• **TEKS DOKUMEN**
- - -

Oleh Sutomo (*)
Dari sekian banyak instrumen ekonomi, bank dan asuransi adalah yang
paling tak masuk akal. Bagaimana tidak, nasabah setor uang ke bank tapi
malah bayar. Sedangkan uang itu dimanfaatkan bank habis-habisan untuk
mengeruk keuntungan dengan menyalurkannya ke kredit yang bunganya
mencekik, atau, jika malas mengucurkan kredit, uang nasabah tadi akan
ditarok ke Sertifikat Bank Indonesia (SBI) dengan bunga berlipat-lipat
dibandingkan bunga yang diberikan pada nasabah penyimpan.
Sekedar gambaran betapa “merusaknya” bank itu, berikut ini adalah
nasehat Warren Buffet, orang terkaya nomor dua di dunia saat ini: untuk
meraih sukses dan kebebasan keuangan jauhilah pinjaman bank atau kartu
kredit!
Maka, wajarlah jika di negara maju seperti Jepang membuat kebijakan
bunga bank sangat rendahnya sehingga warga tidak menarok uangnya di bank
melainkan menggunakan uangnya untuk bisnis riil.
Memang. Tidak semua produk perbankan itu jelek. Jasa penyimpanan (safe deposit box) bolehlah cukup membantu. Jasa simpanan dalam bentuk emas juka oke. Oh, ya, masih ada yang lain yang oke?
Sama tak masuk akalnya adalah asuransi. Bagaimana mungkin kita
mengalihkan resiko pada asuransi dengan membayar premi (premi pasti
harus dibayar) sedangkan resiko itu tidaklah pasti akan terjadi, tapi
pembayaran premi pasti harus dilunasi. Jika resiko tidak terjadi dalam
kurun tertentu masa tanggungan, premi dianggap hangus. Owww, tidak adil
banget.

- - -

• **CATATAN YANG DIBERIKAN**

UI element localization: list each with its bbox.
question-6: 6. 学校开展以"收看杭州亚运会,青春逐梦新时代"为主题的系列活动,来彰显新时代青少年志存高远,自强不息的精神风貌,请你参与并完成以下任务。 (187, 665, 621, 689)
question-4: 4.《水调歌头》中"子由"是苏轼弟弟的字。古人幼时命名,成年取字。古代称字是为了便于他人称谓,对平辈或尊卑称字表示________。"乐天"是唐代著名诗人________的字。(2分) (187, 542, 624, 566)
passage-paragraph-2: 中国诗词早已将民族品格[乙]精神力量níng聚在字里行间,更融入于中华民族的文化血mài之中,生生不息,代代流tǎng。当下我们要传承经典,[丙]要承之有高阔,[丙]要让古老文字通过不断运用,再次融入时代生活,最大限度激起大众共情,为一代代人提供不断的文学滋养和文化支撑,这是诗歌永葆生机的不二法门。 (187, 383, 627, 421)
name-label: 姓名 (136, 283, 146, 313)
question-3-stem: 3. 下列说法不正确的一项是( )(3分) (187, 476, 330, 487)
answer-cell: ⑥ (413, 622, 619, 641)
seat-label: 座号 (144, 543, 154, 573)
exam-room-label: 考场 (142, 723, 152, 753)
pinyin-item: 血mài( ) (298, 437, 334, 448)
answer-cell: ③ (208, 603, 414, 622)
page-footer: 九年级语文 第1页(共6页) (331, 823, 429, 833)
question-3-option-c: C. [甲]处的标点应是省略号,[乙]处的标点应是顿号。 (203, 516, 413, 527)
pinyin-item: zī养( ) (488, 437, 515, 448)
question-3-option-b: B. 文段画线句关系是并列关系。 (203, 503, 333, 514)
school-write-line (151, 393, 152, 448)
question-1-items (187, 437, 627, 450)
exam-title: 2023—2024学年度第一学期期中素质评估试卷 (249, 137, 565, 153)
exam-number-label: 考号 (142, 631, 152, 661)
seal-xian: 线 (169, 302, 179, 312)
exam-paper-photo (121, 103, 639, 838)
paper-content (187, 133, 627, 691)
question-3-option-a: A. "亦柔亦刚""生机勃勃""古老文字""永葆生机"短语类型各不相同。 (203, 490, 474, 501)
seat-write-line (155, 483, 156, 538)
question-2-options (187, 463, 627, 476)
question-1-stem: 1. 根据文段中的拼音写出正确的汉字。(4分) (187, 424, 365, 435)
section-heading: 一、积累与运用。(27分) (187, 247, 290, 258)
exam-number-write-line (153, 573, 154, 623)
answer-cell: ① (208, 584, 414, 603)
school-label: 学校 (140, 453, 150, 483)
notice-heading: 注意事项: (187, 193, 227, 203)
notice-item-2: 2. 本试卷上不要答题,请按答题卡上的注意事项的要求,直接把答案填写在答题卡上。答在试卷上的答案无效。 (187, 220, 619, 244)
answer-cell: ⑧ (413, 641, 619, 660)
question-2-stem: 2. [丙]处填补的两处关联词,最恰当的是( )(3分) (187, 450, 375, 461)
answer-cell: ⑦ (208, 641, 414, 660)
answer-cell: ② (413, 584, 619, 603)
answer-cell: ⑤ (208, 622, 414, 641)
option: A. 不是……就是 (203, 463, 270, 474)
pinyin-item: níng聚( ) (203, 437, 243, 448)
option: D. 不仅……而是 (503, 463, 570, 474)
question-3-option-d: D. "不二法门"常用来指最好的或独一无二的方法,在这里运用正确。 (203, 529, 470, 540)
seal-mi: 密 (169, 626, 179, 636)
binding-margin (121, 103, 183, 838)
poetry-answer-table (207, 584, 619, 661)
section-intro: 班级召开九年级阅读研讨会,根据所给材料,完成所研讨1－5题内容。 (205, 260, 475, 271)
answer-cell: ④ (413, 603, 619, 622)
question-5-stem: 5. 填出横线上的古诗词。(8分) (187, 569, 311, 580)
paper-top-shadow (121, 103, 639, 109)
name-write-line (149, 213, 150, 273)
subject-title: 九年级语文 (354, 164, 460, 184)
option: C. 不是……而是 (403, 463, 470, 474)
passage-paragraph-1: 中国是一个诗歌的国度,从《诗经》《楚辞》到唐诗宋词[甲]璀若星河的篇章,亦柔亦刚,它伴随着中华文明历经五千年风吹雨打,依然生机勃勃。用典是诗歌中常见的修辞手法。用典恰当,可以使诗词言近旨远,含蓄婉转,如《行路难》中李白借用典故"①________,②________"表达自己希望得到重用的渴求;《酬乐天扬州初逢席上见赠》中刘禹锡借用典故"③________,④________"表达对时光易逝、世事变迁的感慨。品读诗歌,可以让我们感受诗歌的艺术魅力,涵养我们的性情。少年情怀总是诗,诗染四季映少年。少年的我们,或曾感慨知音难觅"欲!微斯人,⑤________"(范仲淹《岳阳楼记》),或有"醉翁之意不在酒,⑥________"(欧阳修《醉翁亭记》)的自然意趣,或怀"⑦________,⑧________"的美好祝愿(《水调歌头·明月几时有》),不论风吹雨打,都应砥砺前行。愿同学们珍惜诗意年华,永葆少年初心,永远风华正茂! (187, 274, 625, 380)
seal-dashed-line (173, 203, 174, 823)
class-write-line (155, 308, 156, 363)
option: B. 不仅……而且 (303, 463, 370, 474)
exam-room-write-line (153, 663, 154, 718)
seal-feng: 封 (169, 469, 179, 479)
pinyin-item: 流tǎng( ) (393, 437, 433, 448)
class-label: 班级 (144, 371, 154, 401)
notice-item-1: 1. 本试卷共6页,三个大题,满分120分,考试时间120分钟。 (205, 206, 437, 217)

- - -

• **PERMINTAAN YANG DIBERIKAN A**
Ulangi dengan persis bagian catatan yang dimulai dari baris pertama catatan dan berakhir pada baris yang memuat "binding-margin (121, 103, 183, 838)", termasuk kedua baris batas tersebut.
• **PERMINTAAN YANG DIBERIKAN B**
Lanjutkan teks tentang bank dan asuransi, mulai setelah kalimat terakhirnya.
Teks dan catatan di atas tidak memiliki keterkaitan satu sama lain.

• **JAWABAN A**
UI element localization: list each with its bbox.
question-6: 6. 学校开展以"收看杭州亚运会,青春逐梦新时代"为主题的系列活动,来彰显新时代青少年志存高远,自强不息的精神风貌,请你参与并完成以下任务。 (187, 665, 621, 689)
question-4: 4.《水调歌头》中"子由"是苏轼弟弟的字。古人幼时命名,成年取字。古代称字是为了便于他人称谓,对平辈或尊卑称字表示________。"乐天"是唐代著名诗人________的字。(2分) (187, 542, 624, 566)
passage-paragraph-2: 中国诗词早已将民族品格[乙]精神力量níng聚在字里行间,更融入于中华民族的文化血mài之中,生生不息,代代流tǎng。当下我们要传承经典,[丙]要承之有高阔,[丙]要让古老文字通过不断运用,再次融入时代生活,最大限度激起大众共情,为一代代人提供不断的文学滋养和文化支撑,这是诗歌永葆生机的不二法门。 (187, 383, 627, 421)
name-label: 姓名 (136, 283, 146, 313)
question-3-stem: 3. 下列说法不正确的一项是( )(3分) (187, 476, 330, 487)
answer-cell: ⑥ (413, 622, 619, 641)
seat-label: 座号 (144, 543, 154, 573)
exam-room-label: 考场 (142, 723, 152, 753)
pinyin-item: 血mài( ) (298, 437, 334, 448)
answer-cell: ③ (208, 603, 414, 622)
page-footer: 九年级语文 第1页(共6页) (331, 823, 429, 833)
question-3-option-c: C. [甲]处的标点应是省略号,[乙]处的标点应是顿号。 (203, 516, 413, 527)
pinyin-item: zī养( ) (488, 437, 515, 448)
question-3-option-b: B. 文段画线句关系是并列关系。 (203, 503, 333, 514)
school-write-line (151, 393, 152, 448)
question-1-items (187, 437, 627, 450)
exam-title: 2023—2024学年度第一学期期中素质评估试卷 (249, 137, 565, 153)
exam-number-label: 考号 (142, 631, 152, 661)
seal-xian: 线 (169, 302, 179, 312)
exam-paper-photo (121, 103, 639, 838)
paper-content (187, 133, 627, 691)
question-3-option-a: A. "亦柔亦刚""生机勃勃""古老文字""永葆生机"短语类型各不相同。 (203, 490, 474, 501)
seat-write-line (155, 483, 156, 538)
question-2-options (187, 463, 627, 476)
question-1-stem: 1. 根据文段中的拼音写出正确的汉字。(4分) (187, 424, 365, 435)
section-heading: 一、积累与运用。(27分) (187, 247, 290, 258)
exam-number-write-line (153, 573, 154, 623)
answer-cell: ① (208, 584, 414, 603)
school-label: 学校 (140, 453, 150, 483)
notice-heading: 注意事项: (187, 193, 227, 203)
notice-item-2: 2. 本试卷上不要答题,请按答题卡上的注意事项的要求,直接把答案填写在答题卡上。答在试卷上的答案无效。 (187, 220, 619, 244)
answer-cell: ⑧ (413, 641, 619, 660)
question-2-stem: 2. [丙]处填补的两处关联词,最恰当的是( )(3分) (187, 450, 375, 461)
answer-cell: ⑦ (208, 641, 414, 660)
answer-cell: ② (413, 584, 619, 603)
answer-cell: ⑤ (208, 622, 414, 641)
option: A. 不是……就是 (203, 463, 270, 474)
pinyin-item: níng聚( ) (203, 437, 243, 448)
option: D. 不仅……而是 (503, 463, 570, 474)
question-3-option-d: D. "不二法门"常用来指最好的或独一无二的方法,在这里运用正确。 (203, 529, 470, 540)
seal-mi: 密 (169, 626, 179, 636)
binding-margin (121, 103, 183, 838)

• **JAWABAN B**
Mendingan uang digunakan untuk investasi riil, atau ditabung sendiri
(bukan di bank, tapi dalam bentuk emas, sertifikat saham, dll). Saat
resiko benar-benar terjadi, uang tadi bisa digunakan untuk mengatasi
resiko tersebut.
Sesungguhnya, ada alasan lain mengapa aku tak suka asuransi dalam
segala bentuk dan turunannya. Ya, karena tak tahan dengan prosedur
birokrasinya. Ketika resiko benar-benar terjadi, harus siapkan bukti
inilah, bukti itulah, fotocopy itulah, inilah, lalu menunggu.
Harap-harap cemas permohonan dikabulkan pihak asuransi. Seolah-olah
nasabah yang memohon dan meminta-minta. Dan asuransi adalah malaikat
penolong. Padahal, duitnya duit nasabah!
Sore kemaren agen asuransi datang ke rumah. Baru duduk sudah
kusampaikan pendirian di atas. Langsung deh agen itu ngacir. Ha ha ha
ha!(*)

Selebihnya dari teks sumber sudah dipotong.